>>

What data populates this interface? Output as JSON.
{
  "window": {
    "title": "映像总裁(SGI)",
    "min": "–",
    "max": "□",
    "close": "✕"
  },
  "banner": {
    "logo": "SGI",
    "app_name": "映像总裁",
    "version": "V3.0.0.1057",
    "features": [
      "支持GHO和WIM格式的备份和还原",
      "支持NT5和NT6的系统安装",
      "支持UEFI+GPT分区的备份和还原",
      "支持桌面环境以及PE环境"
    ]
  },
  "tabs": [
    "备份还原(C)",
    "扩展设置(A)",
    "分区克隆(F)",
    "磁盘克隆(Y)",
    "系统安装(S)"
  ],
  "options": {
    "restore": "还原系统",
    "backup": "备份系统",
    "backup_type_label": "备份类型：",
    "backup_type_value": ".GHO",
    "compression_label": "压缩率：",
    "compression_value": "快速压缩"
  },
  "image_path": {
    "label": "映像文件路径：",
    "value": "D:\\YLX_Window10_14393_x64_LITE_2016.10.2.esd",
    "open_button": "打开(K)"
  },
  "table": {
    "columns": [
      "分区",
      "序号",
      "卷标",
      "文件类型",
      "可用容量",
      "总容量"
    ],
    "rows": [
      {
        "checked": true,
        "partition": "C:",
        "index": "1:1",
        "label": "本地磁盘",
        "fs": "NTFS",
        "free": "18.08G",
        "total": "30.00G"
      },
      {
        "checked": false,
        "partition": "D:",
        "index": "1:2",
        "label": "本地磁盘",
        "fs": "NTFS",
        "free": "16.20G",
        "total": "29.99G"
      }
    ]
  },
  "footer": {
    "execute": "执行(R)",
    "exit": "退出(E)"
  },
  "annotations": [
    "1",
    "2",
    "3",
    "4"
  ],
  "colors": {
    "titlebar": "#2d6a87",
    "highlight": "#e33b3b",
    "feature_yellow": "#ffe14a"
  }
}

<<

Exercise directions => Provide an exact reproduction of all the entries shown above.

Exercise answer =>
What data populates this interface? Output as JSON.
{
  "window": {
    "title": "映像总裁(SGI)",
    "min": "–",
    "max": "□",
    "close": "✕"
  },
  "banner": {
    "logo": "SGI",
    "app_name": "映像总裁",
    "version": "V3.0.0.1057",
    "features": [
      "支持GHO和WIM格式的备份和还原",
      "支持NT5和NT6的系统安装",
      "支持UEFI+GPT分区的备份和还原",
      "支持桌面环境以及PE环境"
    ]
  },
  "tabs": [
    "备份还原(C)",
    "扩展设置(A)",
    "分区克隆(F)",
    "磁盘克隆(Y)",
    "系统安装(S)"
  ],
  "options": {
    "restore": "还原系统",
    "backup": "备份系统",
    "backup_type_label": "备份类型：",
    "backup_type_value": ".GHO",
    "compression_label": "压缩率：",
    "compression_value": "快速压缩"
  },
  "image_path": {
    "label": "映像文件路径：",
    "value": "D:\\YLX_Window10_14393_x64_LITE_2016.10.2.esd",
    "open_button": "打开(K)"
  },
  "table": {
    "columns": [
      "分区",
      "序号",
      "卷标",
      "文件类型",
      "可用容量",
      "总容量"
    ],
    "rows": [
      {
        "checked": true,
        "partition": "C:",
        "index": "1:1",
        "label": "本地磁盘",
        "fs": "NTFS",
        "free": "18.08G",
        "total": "30.00G"
      },
      {
        "checked": false,
        "partition": "D:",
        "index": "1:2",
        "label": "本地磁盘",
        "fs": "NTFS",
        "free": "16.20G",
        "total": "29.99G"
      }
    ]
  },
  "footer": {
    "execute": "执行(R)",
    "exit": "退出(E)"
  },
  "annotations": [
    "1",
    "2",
    "3",
    "4"
  ],
  "colors": {
    "titlebar": "#2d6a87",
    "highlight": "#e33b3b",
    "feature_yellow": "#ffe14a"
  }
}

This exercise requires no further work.